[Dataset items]
* start *

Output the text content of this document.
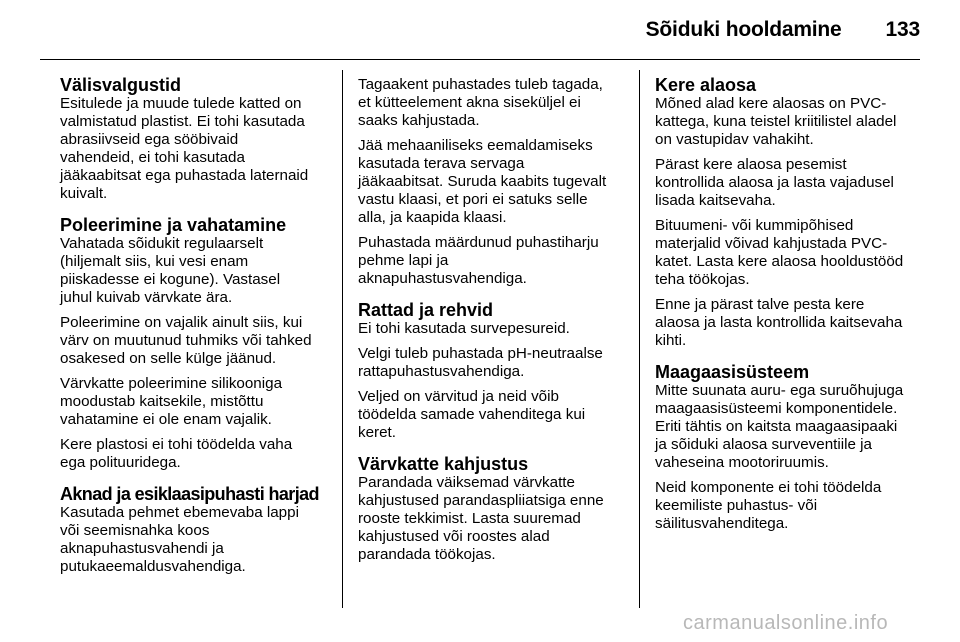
Sõiduki hooldamine 133
Välisvalgustid

Esitulede ja muude tulede katted on
valmistatud plastist. Ei tohi kasutada
abrasiivseid ega sööbivaid
vahendeid, ei tohi kasutada
jääkaabitsat ega puhastada laternaid
kuivalt.

Poleerimine ja vahatamine

Vahatada sõidukit regulaarselt
(hiljemalt siis, kui vesi enam
piiskadesse ei kogune). Vastasel
juhul kuivab värvkate ära.

Poleerimine on vajalik ainult siis, kui
värv on muutunud tuhmiks või tahked
osakesed on selle külge jäänud.

Värvkatte poleerimine silikooniga
moodustab kaitsekile, mistõttu
vahatamine ei ole enam vajalik.

Kere plastosi ei tohi töödelda vaha
ega polituuridega.

Aknad ja esiklaasipuhasti harjad

Kasutada pehmet ebemevaba lappi
või seemisnahka koos
aknapuhastusvahendi ja
putukaeemaldusvahendiga.

Tagaakent puhastades tuleb tagada,
et kütteelement akna siseküljel ei
saaks kahjustada.

Jää mehaaniliseks eemaldamiseks
kasutada terava servaga
jääkaabitsat. Suruda kaabits tugevalt
vastu klaasi, et pori ei satuks selle
alla, ja kaapida klaasi.

Puhastada määrdunud puhastiharju
pehme lapi ja
aknapuhastusvahendiga.

Rattad ja rehvid

Ei tohi kasutada survepesureid.

Velgi tuleb puhastada pH-neutraalse
rattapuhastusvahendiga.

Veljed on värvitud ja neid võib
töödelda samade vahenditega kui
keret.

Värvkatte kahjustus

Parandada väiksemad värvkatte
kahjustused parandaspliiatsiga enne
rooste tekkimist. Lasta suuremad
kahjustused või roostes alad
parandada töökojas.

Kere alaosa

Mõned alad kere alaosas on PVC-
kattega, kuna teistel kriitilistel aladel
on vastupidav vahakiht.

Pärast kere alaosa pesemist
kontrollida alaosa ja lasta vajadusel
lisada kaitsevaha.

Bituumeni- või kummipõhised
materjalid võivad kahjustada PVC-
katet. Lasta kere alaosa hooldustööd
teha töökojas.

Enne ja pärast talve pesta kere
alaosa ja lasta kontrollida kaitsevaha
kihti.

Maagaasisüsteem

Mitte suunata auru- ega suruõhujuga
maagaasisüsteemi komponentidele.
Eriti tähtis on kaitsta maagaasipaaki
ja sõiduki alaosa surveventiile ja
vaheseina mootoriruumis.

Neid komponente ei tohi töödelda
keemiliste puhastus- või
säilitusvahenditega.

carmanualsonline.info
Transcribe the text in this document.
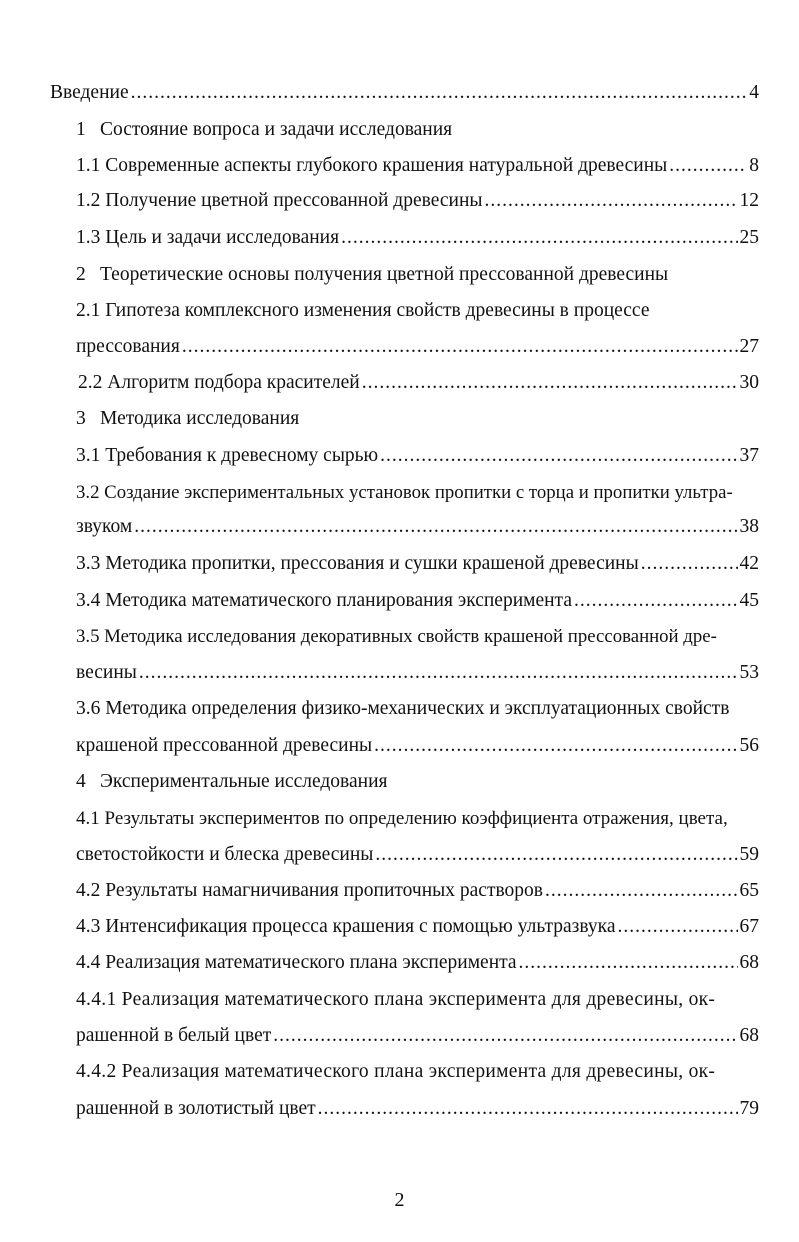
Введение .....	4
1 Состояние вопроса и задачи исследования
1.1 Современные аспекты глубокого крашения натуральной древесины .....	8
1.2 Получение цветной прессованной древесины .....	12
1.3 Цель и задачи исследования .....	25
2 Теоретические основы получения цветной прессованной древесины
2.1 Гипотеза комплексного изменения свойств древесины в процессе
прессования .....	27
2.2 Алгоритм подбора красителей .....	30
3 Методика исследования
3.1 Требования к древесному сырью .....	37
3.2 Создание экспериментальных установок пропитки с торца и пропитки ультра-
звуком .....	38
3.3 Методика пропитки, прессования и сушки крашеной древесины .....	42
3.4 Методика математического планирования эксперимента .....	45
3.5 Методика исследования декоративных свойств крашеной прессованной дре-
весины .....	53
3.6 Методика определения физико-механических и эксплуатационных свойств
крашеной прессованной древесины .....	56
4 Экспериментальные исследования
4.1 Результаты экспериментов по определению коэффициента отражения, цвета,
светостойкости и блеска древесины .....	59
4.2 Результаты намагничивания пропиточных растворов .....	65
4.3 Интенсификация процесса крашения с помощью ультразвука .....	67
4.4 Реализация математического плана эксперимента .....	68
4.4.1 Реализация математического плана эксперимента для древесины, ок-
рашенной в белый цвет .....	68
4.4.2 Реализация математического плана эксперимента для древесины, ок-
рашенной в золотистый цвет .....	79
2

* end *

Exercise directions.
Show, from the material above, each line that includes the string "tuleb".

Complete output.
Tagaakent puhastades tuleb tagada,
Velgi tuleb puhastada pH-neutraalse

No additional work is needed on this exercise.